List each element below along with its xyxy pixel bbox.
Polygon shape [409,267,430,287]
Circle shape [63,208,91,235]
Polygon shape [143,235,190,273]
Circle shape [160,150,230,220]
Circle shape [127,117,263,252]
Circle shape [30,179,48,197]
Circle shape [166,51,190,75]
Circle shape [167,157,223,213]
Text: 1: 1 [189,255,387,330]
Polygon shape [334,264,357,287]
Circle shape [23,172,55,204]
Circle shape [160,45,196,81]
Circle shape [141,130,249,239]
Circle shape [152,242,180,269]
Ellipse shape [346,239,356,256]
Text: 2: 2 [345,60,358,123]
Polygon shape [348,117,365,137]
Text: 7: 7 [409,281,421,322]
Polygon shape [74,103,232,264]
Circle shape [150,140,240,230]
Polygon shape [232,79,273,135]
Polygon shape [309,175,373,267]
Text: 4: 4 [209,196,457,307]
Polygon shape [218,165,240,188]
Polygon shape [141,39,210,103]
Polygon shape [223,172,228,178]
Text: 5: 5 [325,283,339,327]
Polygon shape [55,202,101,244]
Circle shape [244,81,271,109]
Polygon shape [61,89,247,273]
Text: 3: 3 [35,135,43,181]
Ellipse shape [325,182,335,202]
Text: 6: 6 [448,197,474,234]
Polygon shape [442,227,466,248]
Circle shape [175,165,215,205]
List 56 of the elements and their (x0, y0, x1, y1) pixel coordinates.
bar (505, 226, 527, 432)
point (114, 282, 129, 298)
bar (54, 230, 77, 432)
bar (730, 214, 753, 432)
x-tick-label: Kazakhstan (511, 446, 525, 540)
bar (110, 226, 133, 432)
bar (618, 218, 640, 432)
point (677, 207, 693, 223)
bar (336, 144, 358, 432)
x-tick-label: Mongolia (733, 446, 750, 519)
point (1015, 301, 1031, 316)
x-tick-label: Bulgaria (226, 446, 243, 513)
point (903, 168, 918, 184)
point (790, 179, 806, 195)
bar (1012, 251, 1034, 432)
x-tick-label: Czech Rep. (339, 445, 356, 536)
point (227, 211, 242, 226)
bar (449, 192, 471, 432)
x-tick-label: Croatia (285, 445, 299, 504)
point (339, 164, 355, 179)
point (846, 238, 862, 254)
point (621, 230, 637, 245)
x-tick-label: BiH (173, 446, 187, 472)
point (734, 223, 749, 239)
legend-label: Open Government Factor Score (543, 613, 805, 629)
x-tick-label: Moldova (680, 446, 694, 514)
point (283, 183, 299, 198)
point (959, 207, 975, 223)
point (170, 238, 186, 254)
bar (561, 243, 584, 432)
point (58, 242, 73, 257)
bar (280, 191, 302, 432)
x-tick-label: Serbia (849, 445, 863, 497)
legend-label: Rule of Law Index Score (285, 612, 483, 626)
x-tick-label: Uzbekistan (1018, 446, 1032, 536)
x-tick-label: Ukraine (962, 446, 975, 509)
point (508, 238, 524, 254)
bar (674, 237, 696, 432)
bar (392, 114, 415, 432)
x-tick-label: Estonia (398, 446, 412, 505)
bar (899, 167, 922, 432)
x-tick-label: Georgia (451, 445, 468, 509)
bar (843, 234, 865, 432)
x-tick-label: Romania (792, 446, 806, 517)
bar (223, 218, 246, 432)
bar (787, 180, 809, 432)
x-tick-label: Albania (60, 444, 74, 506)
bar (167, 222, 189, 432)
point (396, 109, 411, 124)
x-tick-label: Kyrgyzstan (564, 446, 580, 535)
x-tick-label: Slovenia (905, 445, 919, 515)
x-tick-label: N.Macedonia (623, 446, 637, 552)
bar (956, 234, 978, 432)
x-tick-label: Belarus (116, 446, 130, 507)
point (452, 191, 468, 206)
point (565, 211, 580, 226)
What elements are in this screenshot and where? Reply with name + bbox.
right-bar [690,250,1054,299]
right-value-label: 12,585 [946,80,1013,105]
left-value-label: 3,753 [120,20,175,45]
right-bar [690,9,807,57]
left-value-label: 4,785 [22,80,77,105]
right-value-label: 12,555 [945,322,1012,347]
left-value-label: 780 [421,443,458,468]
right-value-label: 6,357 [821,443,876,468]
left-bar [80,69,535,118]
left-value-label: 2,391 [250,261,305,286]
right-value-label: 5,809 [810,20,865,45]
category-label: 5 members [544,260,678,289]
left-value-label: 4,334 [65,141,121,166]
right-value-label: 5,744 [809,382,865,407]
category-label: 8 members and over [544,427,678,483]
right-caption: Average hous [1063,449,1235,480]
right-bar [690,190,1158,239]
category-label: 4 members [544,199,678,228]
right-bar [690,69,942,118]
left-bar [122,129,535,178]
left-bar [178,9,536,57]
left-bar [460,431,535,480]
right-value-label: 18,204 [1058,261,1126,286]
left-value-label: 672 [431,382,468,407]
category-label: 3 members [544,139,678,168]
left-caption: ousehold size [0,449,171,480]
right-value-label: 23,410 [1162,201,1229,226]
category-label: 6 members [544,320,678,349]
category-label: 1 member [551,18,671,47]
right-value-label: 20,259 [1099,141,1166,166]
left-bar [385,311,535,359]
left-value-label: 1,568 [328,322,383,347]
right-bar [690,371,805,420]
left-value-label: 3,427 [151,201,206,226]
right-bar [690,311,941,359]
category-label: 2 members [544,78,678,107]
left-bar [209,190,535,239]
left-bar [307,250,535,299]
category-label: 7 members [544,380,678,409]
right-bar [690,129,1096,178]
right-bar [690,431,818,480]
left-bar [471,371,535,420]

══════

Copy out all of the material above, line for line, with nothing changed.

- [THE REPLY]:
List each element below along with its xyxy pixel bbox.
Polygon shape [409,267,430,287]
Circle shape [63,208,91,235]
Polygon shape [143,235,190,273]
Circle shape [160,150,230,220]
Circle shape [127,117,263,252]
Circle shape [30,179,48,197]
Circle shape [166,51,190,75]
Circle shape [167,157,223,213]
Text: 1: 1 [189,255,387,330]
Polygon shape [334,264,357,287]
Circle shape [23,172,55,204]
Circle shape [160,45,196,81]
Circle shape [141,130,249,239]
Circle shape [152,242,180,269]
Ellipse shape [346,239,356,256]
Text: 2: 2 [345,60,358,123]
Polygon shape [348,117,365,137]
Text: 7: 7 [409,281,421,322]
Polygon shape [74,103,232,264]
Circle shape [150,140,240,230]
Polygon shape [232,79,273,135]
Polygon shape [309,175,373,267]
Text: 4: 4 [209,196,457,307]
Polygon shape [218,165,240,188]
Polygon shape [141,39,210,103]
Polygon shape [223,172,228,178]
Text: 5: 5 [325,283,339,327]
Polygon shape [55,202,101,244]
Circle shape [244,81,271,109]
Polygon shape [61,89,247,273]
Text: 3: 3 [35,135,43,181]
Ellipse shape [325,182,335,202]
Text: 6: 6 [448,197,474,234]
Polygon shape [442,227,466,248]
Circle shape [175,165,215,205]
List 56 of the elements and their (x0, y0, x1, y1) pixel coordinates.
bar (505, 226, 527, 432)
point (114, 282, 129, 298)
bar (54, 230, 77, 432)
bar (730, 214, 753, 432)
x-tick-label: Kazakhstan (511, 446, 525, 540)
bar (110, 226, 133, 432)
bar (618, 218, 640, 432)
point (677, 207, 693, 223)
bar (336, 144, 358, 432)
x-tick-label: Mongolia (733, 446, 750, 519)
point (1015, 301, 1031, 316)
x-tick-label: Bulgaria (226, 446, 243, 513)
point (903, 168, 918, 184)
point (790, 179, 806, 195)
bar (1012, 251, 1034, 432)
x-tick-label: Czech Rep. (339, 445, 356, 536)
point (227, 211, 242, 226)
bar (449, 192, 471, 432)
x-tick-label: Croatia (285, 445, 299, 504)
point (339, 164, 355, 179)
point (846, 238, 862, 254)
point (621, 230, 637, 245)
x-tick-label: BiH (173, 446, 187, 472)
point (734, 223, 749, 239)
legend-label: Open Government Factor Score (543, 613, 805, 629)
x-tick-label: Moldova (680, 446, 694, 514)
point (283, 183, 299, 198)
point (959, 207, 975, 223)
point (170, 238, 186, 254)
bar (561, 243, 584, 432)
point (58, 242, 73, 257)
bar (280, 191, 302, 432)
x-tick-label: Serbia (849, 445, 863, 497)
legend-label: Rule of Law Index Score (285, 612, 483, 626)
x-tick-label: Uzbekistan (1018, 446, 1032, 536)
x-tick-label: Ukraine (962, 446, 975, 509)
point (508, 238, 524, 254)
bar (674, 237, 696, 432)
bar (392, 114, 415, 432)
x-tick-label: Estonia (398, 446, 412, 505)
bar (899, 167, 922, 432)
x-tick-label: Georgia (451, 445, 468, 509)
bar (843, 234, 865, 432)
x-tick-label: Romania (792, 446, 806, 517)
bar (223, 218, 246, 432)
bar (787, 180, 809, 432)
x-tick-label: Albania (60, 444, 74, 506)
bar (167, 222, 189, 432)
point (396, 109, 411, 124)
x-tick-label: Kyrgyzstan (564, 446, 580, 535)
x-tick-label: Slovenia (905, 445, 919, 515)
x-tick-label: N.Macedonia (623, 446, 637, 552)
bar (956, 234, 978, 432)
x-tick-label: Belarus (116, 446, 130, 507)
point (452, 191, 468, 206)
point (565, 211, 580, 226)
What elements are in this screenshot and where? Reply with name + bbox.
right-bar [690,250,1054,299]
right-value-label: 12,585 [946,80,1013,105]
left-value-label: 3,753 [120,20,175,45]
right-bar [690,9,807,57]
left-value-label: 4,785 [22,80,77,105]
right-value-label: 12,555 [945,322,1012,347]
left-value-label: 780 [421,443,458,468]
right-value-label: 6,357 [821,443,876,468]
left-bar [80,69,535,118]
left-value-label: 2,391 [250,261,305,286]
right-value-label: 5,809 [810,20,865,45]
category-label: 5 members [544,260,678,289]
left-value-label: 4,334 [65,141,121,166]
right-value-label: 5,744 [809,382,865,407]
category-label: 8 members and over [544,427,678,483]
right-caption: Average hous [1063,449,1235,480]
right-bar [690,190,1158,239]
category-label: 4 members [544,199,678,228]
right-bar [690,69,942,118]
left-bar [122,129,535,178]
left-bar [178,9,536,57]
left-bar [460,431,535,480]
right-value-label: 18,204 [1058,261,1126,286]
left-value-label: 672 [431,382,468,407]
category-label: 3 members [544,139,678,168]
left-caption: ousehold size [0,449,171,480]
right-value-label: 23,410 [1162,201,1229,226]
category-label: 6 members [544,320,678,349]
category-label: 1 member [551,18,671,47]
right-value-label: 20,259 [1099,141,1166,166]
left-bar [385,311,535,359]
left-value-label: 1,568 [328,322,383,347]
right-bar [690,371,805,420]
left-value-label: 3,427 [151,201,206,226]
right-bar [690,311,941,359]
category-label: 2 members [544,78,678,107]
left-bar [209,190,535,239]
left-bar [307,250,535,299]
category-label: 7 members [544,380,678,409]
right-bar [690,129,1096,178]
right-bar [690,431,818,480]
left-bar [471,371,535,420]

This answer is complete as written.